* Task objective *
Print the material word for word from its first line through the line containing "reference-item-27: [27] A.M.", including both of those lines.

* Information supplied *

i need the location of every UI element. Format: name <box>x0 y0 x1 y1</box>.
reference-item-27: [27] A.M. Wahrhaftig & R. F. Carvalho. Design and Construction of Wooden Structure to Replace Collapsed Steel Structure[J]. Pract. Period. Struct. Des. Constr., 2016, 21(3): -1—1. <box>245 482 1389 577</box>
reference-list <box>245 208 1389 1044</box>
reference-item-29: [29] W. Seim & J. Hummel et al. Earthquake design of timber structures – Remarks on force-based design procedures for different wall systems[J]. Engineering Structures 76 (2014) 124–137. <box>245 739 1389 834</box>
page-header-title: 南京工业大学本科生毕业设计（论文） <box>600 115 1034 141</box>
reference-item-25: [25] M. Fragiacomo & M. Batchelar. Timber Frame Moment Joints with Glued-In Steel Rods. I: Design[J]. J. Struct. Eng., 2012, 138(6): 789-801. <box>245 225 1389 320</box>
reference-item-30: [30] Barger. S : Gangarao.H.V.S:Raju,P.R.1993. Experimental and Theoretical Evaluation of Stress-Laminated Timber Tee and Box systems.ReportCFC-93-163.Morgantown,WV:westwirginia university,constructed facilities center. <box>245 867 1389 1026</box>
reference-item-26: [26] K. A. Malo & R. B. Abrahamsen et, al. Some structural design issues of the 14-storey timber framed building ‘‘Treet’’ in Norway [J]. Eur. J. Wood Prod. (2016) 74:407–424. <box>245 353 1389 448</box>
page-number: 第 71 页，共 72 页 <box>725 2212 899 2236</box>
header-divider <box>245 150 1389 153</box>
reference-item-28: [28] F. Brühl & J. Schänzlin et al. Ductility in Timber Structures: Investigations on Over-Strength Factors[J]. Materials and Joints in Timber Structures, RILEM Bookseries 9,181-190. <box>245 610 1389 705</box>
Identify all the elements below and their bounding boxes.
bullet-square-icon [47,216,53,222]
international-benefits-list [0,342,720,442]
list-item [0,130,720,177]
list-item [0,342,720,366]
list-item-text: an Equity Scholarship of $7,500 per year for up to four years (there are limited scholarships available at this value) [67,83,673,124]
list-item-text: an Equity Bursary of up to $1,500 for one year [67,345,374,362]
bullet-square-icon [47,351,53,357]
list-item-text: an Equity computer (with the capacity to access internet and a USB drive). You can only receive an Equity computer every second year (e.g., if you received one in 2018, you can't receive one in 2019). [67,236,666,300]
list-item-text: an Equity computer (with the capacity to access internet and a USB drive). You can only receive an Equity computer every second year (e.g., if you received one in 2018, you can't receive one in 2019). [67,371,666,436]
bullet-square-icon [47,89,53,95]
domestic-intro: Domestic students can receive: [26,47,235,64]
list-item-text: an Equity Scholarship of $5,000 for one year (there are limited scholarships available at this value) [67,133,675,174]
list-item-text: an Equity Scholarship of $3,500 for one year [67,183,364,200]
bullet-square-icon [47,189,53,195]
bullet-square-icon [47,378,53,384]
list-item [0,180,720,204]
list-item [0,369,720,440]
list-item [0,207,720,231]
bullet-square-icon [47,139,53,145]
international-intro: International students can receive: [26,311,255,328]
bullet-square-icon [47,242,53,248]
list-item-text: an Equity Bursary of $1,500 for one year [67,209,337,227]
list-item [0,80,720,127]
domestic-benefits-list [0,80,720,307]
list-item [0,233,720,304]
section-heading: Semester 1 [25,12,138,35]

* The reply *
i need the location of every UI element. Format: name <box>x0 y0 x1 y1</box>.
reference-item-27: [27] A.M. Wahrhaftig & R. F. Carvalho. Design and Construction of Wooden Structure to Replace Collapsed Steel Structure[J]. Pract. Period. Struct. Des. Constr., 2016, 21(3): -1—1. <box>245 482 1389 577</box>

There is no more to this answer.